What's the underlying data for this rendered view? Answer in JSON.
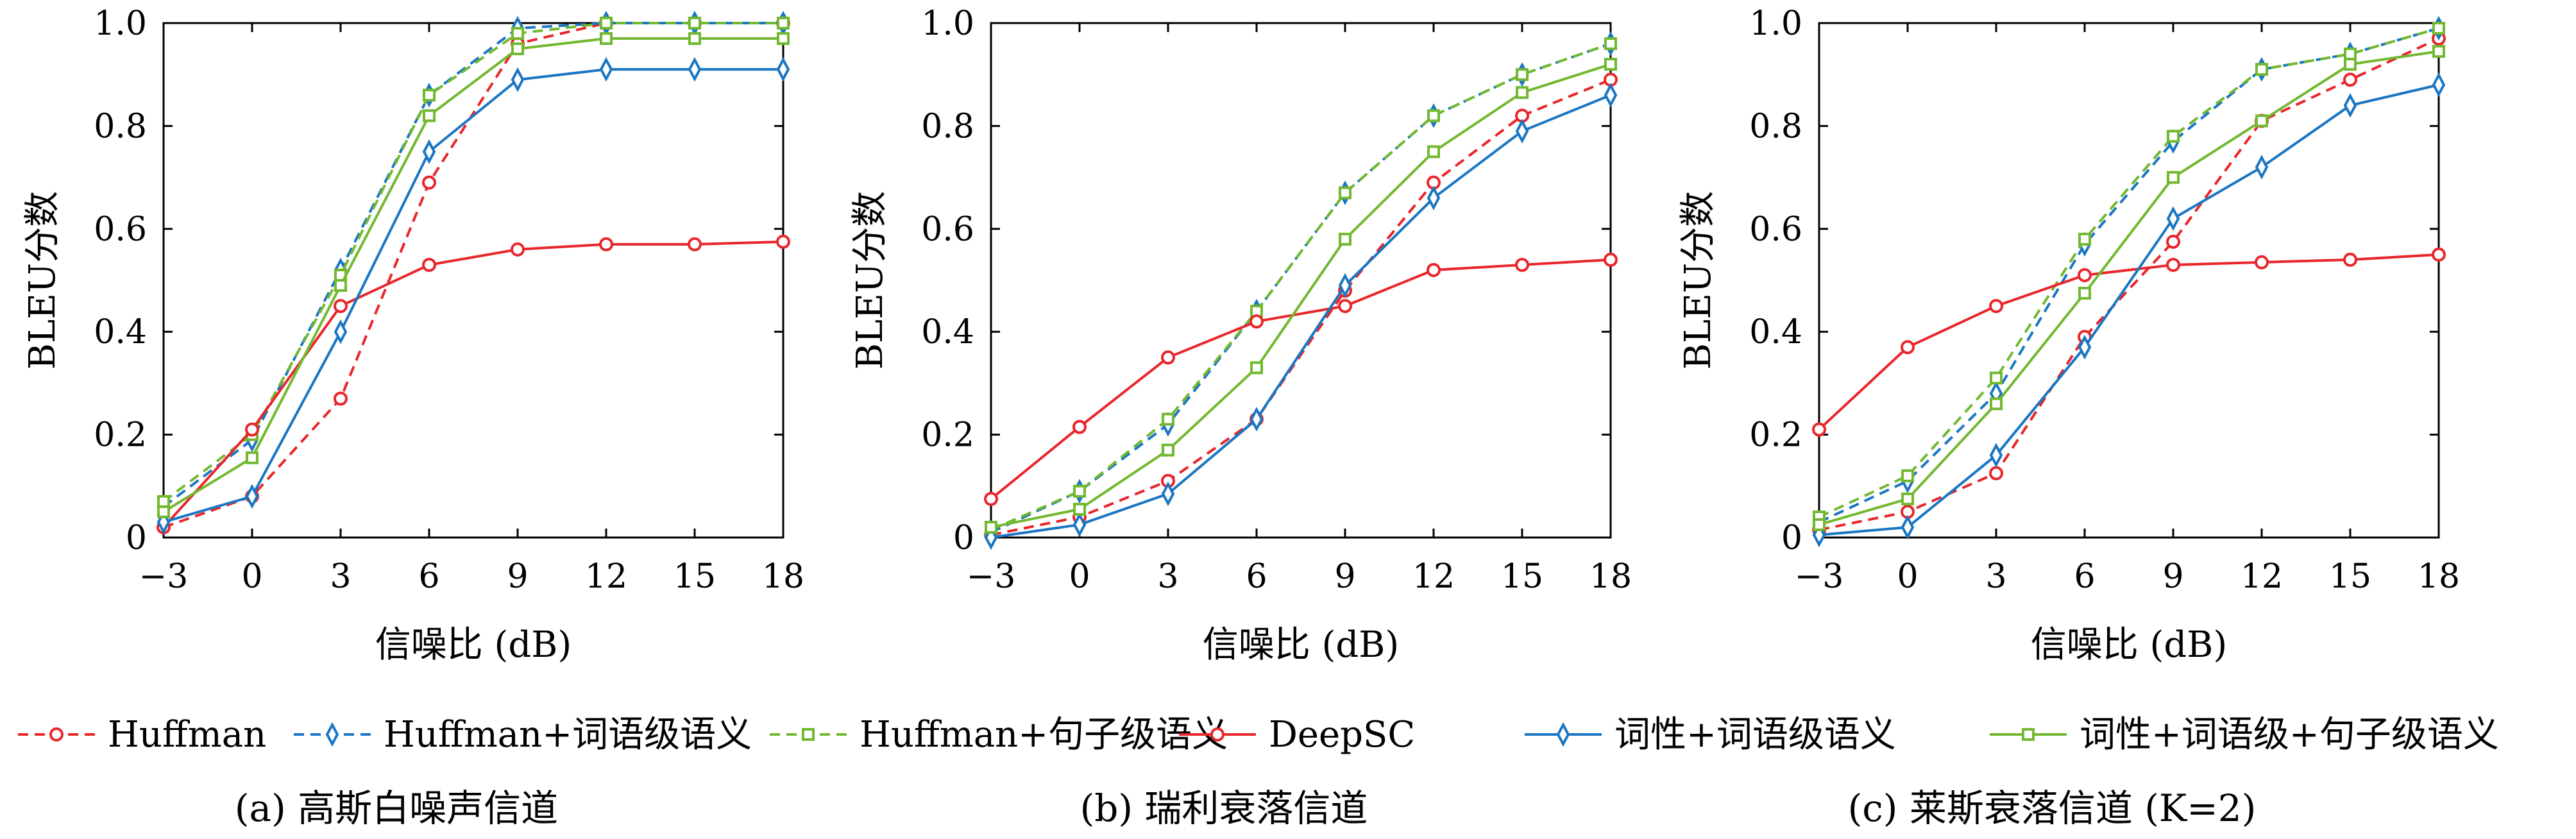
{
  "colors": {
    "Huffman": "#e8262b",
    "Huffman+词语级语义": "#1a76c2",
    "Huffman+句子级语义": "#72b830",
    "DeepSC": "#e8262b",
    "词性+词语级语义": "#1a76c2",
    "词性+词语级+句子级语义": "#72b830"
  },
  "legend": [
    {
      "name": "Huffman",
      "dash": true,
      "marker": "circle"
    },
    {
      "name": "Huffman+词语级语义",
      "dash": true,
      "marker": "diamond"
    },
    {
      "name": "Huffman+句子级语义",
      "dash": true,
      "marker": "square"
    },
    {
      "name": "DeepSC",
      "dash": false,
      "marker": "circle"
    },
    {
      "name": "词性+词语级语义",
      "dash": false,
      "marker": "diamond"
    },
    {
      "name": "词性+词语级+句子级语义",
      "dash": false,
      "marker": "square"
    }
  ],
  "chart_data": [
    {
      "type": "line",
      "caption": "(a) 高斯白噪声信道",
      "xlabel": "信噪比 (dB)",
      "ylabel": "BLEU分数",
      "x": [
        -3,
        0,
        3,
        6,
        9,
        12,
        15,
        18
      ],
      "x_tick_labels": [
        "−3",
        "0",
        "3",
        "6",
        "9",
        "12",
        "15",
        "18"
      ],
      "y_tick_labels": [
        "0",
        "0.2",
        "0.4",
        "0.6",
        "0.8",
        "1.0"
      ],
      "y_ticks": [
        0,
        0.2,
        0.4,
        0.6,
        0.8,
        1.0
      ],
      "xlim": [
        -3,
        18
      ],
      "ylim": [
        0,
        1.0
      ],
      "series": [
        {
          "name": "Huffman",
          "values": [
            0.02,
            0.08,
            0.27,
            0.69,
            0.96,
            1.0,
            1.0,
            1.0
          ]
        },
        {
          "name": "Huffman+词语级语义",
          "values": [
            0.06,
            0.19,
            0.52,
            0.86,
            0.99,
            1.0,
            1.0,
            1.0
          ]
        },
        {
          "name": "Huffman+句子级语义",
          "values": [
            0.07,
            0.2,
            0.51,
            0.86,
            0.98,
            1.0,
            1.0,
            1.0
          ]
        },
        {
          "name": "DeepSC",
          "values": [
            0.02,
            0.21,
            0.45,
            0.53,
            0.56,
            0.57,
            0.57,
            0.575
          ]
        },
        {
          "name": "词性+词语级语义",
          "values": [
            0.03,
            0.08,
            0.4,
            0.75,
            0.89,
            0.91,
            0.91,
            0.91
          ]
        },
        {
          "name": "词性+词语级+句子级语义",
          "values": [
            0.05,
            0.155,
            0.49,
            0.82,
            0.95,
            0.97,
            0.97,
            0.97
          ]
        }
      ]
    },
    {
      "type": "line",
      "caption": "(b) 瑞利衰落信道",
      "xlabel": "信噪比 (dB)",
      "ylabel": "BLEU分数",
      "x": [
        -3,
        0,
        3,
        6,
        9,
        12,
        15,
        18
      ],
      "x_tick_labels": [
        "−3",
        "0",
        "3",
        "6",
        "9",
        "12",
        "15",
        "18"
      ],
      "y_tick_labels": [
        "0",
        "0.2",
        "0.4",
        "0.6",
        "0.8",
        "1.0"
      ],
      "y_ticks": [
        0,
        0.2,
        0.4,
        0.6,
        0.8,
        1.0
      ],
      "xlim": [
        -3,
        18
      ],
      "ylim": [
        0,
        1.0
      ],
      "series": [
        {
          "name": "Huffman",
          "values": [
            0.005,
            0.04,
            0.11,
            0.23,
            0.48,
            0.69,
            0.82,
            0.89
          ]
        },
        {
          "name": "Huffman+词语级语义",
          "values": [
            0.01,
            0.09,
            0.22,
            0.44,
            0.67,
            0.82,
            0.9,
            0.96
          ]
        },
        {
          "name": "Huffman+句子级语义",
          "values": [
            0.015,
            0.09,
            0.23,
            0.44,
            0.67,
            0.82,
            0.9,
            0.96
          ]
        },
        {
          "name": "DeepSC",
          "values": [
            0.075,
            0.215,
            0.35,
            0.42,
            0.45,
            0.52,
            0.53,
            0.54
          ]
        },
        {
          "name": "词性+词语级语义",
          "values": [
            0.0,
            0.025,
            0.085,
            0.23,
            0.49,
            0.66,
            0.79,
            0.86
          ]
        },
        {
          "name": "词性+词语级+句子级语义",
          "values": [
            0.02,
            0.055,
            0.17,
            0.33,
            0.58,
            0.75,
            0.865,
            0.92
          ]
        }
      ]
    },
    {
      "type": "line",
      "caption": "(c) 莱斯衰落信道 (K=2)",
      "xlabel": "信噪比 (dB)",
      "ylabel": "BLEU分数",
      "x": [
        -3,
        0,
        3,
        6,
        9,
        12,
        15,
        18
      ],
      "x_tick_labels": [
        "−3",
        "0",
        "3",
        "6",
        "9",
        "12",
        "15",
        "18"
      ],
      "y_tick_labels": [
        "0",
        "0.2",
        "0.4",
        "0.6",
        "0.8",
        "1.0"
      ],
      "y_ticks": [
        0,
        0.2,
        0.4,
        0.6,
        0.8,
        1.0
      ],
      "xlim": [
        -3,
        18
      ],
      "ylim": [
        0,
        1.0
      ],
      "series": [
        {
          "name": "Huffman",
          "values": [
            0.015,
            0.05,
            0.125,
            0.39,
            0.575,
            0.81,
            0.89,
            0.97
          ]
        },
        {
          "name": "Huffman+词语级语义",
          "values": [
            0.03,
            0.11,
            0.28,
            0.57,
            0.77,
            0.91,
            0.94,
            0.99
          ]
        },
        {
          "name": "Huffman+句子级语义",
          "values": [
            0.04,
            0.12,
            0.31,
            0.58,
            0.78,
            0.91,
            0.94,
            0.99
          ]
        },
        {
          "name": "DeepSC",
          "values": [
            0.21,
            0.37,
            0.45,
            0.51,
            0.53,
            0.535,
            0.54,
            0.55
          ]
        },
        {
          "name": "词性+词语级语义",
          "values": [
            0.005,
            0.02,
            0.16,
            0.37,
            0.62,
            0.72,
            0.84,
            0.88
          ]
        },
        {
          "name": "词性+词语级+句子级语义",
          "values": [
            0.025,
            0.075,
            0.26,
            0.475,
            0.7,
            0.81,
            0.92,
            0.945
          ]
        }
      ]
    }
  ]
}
........
- _What this task involves_: Omit the pictures, then quote the rest of the material above exactly.

- _Task output_:
What's the underlying data for this rendered view? Answer in JSON.
{
  "colors": {
    "Huffman": "#e8262b",
    "Huffman+词语级语义": "#1a76c2",
    "Huffman+句子级语义": "#72b830",
    "DeepSC": "#e8262b",
    "词性+词语级语义": "#1a76c2",
    "词性+词语级+句子级语义": "#72b830"
  },
  "legend": [
    {
      "name": "Huffman",
      "dash": true,
      "marker": "circle"
    },
    {
      "name": "Huffman+词语级语义",
      "dash": true,
      "marker": "diamond"
    },
    {
      "name": "Huffman+句子级语义",
      "dash": true,
      "marker": "square"
    },
    {
      "name": "DeepSC",
      "dash": false,
      "marker": "circle"
    },
    {
      "name": "词性+词语级语义",
      "dash": false,
      "marker": "diamond"
    },
    {
      "name": "词性+词语级+句子级语义",
      "dash": false,
      "marker": "square"
    }
  ],
  "chart_data": [
    {
      "type": "line",
      "caption": "(a) 高斯白噪声信道",
      "xlabel": "信噪比 (dB)",
      "ylabel": "BLEU分数",
      "x": [
        -3,
        0,
        3,
        6,
        9,
        12,
        15,
        18
      ],
      "x_tick_labels": [
        "−3",
        "0",
        "3",
        "6",
        "9",
        "12",
        "15",
        "18"
      ],
      "y_tick_labels": [
        "0",
        "0.2",
        "0.4",
        "0.6",
        "0.8",
        "1.0"
      ],
      "y_ticks": [
        0,
        0.2,
        0.4,
        0.6,
        0.8,
        1.0
      ],
      "xlim": [
        -3,
        18
      ],
      "ylim": [
        0,
        1.0
      ],
      "series": [
        {
          "name": "Huffman",
          "values": [
            0.02,
            0.08,
            0.27,
            0.69,
            0.96,
            1.0,
            1.0,
            1.0
          ]
        },
        {
          "name": "Huffman+词语级语义",
          "values": [
            0.06,
            0.19,
            0.52,
            0.86,
            0.99,
            1.0,
            1.0,
            1.0
          ]
        },
        {
          "name": "Huffman+句子级语义",
          "values": [
            0.07,
            0.2,
            0.51,
            0.86,
            0.98,
            1.0,
            1.0,
            1.0
          ]
        },
        {
          "name": "DeepSC",
          "values": [
            0.02,
            0.21,
            0.45,
            0.53,
            0.56,
            0.57,
            0.57,
            0.575
          ]
        },
        {
          "name": "词性+词语级语义",
          "values": [
            0.03,
            0.08,
            0.4,
            0.75,
            0.89,
            0.91,
            0.91,
            0.91
          ]
        },
        {
          "name": "词性+词语级+句子级语义",
          "values": [
            0.05,
            0.155,
            0.49,
            0.82,
            0.95,
            0.97,
            0.97,
            0.97
          ]
        }
      ]
    },
    {
      "type": "line",
      "caption": "(b) 瑞利衰落信道",
      "xlabel": "信噪比 (dB)",
      "ylabel": "BLEU分数",
      "x": [
        -3,
        0,
        3,
        6,
        9,
        12,
        15,
        18
      ],
      "x_tick_labels": [
        "−3",
        "0",
        "3",
        "6",
        "9",
        "12",
        "15",
        "18"
      ],
      "y_tick_labels": [
        "0",
        "0.2",
        "0.4",
        "0.6",
        "0.8",
        "1.0"
      ],
      "y_ticks": [
        0,
        0.2,
        0.4,
        0.6,
        0.8,
        1.0
      ],
      "xlim": [
        -3,
        18
      ],
      "ylim": [
        0,
        1.0
      ],
      "series": [
        {
          "name": "Huffman",
          "values": [
            0.005,
            0.04,
            0.11,
            0.23,
            0.48,
            0.69,
            0.82,
            0.89
          ]
        },
        {
          "name": "Huffman+词语级语义",
          "values": [
            0.01,
            0.09,
            0.22,
            0.44,
            0.67,
            0.82,
            0.9,
            0.96
          ]
        },
        {
          "name": "Huffman+句子级语义",
          "values": [
            0.015,
            0.09,
            0.23,
            0.44,
            0.67,
            0.82,
            0.9,
            0.96
          ]
        },
        {
          "name": "DeepSC",
          "values": [
            0.075,
            0.215,
            0.35,
            0.42,
            0.45,
            0.52,
            0.53,
            0.54
          ]
        },
        {
          "name": "词性+词语级语义",
          "values": [
            0.0,
            0.025,
            0.085,
            0.23,
            0.49,
            0.66,
            0.79,
            0.86
          ]
        },
        {
          "name": "词性+词语级+句子级语义",
          "values": [
            0.02,
            0.055,
            0.17,
            0.33,
            0.58,
            0.75,
            0.865,
            0.92
          ]
        }
      ]
    },
    {
      "type": "line",
      "caption": "(c) 莱斯衰落信道 (K=2)",
      "xlabel": "信噪比 (dB)",
      "ylabel": "BLEU分数",
      "x": [
        -3,
        0,
        3,
        6,
        9,
        12,
        15,
        18
      ],
      "x_tick_labels": [
        "−3",
        "0",
        "3",
        "6",
        "9",
        "12",
        "15",
        "18"
      ],
      "y_tick_labels": [
        "0",
        "0.2",
        "0.4",
        "0.6",
        "0.8",
        "1.0"
      ],
      "y_ticks": [
        0,
        0.2,
        0.4,
        0.6,
        0.8,
        1.0
      ],
      "xlim": [
        -3,
        18
      ],
      "ylim": [
        0,
        1.0
      ],
      "series": [
        {
          "name": "Huffman",
          "values": [
            0.015,
            0.05,
            0.125,
            0.39,
            0.575,
            0.81,
            0.89,
            0.97
          ]
        },
        {
          "name": "Huffman+词语级语义",
          "values": [
            0.03,
            0.11,
            0.28,
            0.57,
            0.77,
            0.91,
            0.94,
            0.99
          ]
        },
        {
          "name": "Huffman+句子级语义",
          "values": [
            0.04,
            0.12,
            0.31,
            0.58,
            0.78,
            0.91,
            0.94,
            0.99
          ]
        },
        {
          "name": "DeepSC",
          "values": [
            0.21,
            0.37,
            0.45,
            0.51,
            0.53,
            0.535,
            0.54,
            0.55
          ]
        },
        {
          "name": "词性+词语级语义",
          "values": [
            0.005,
            0.02,
            0.16,
            0.37,
            0.62,
            0.72,
            0.84,
            0.88
          ]
        },
        {
          "name": "词性+词语级+句子级语义",
          "values": [
            0.025,
            0.075,
            0.26,
            0.475,
            0.7,
            0.81,
            0.92,
            0.945
          ]
        }
      ]
    }
  ]
}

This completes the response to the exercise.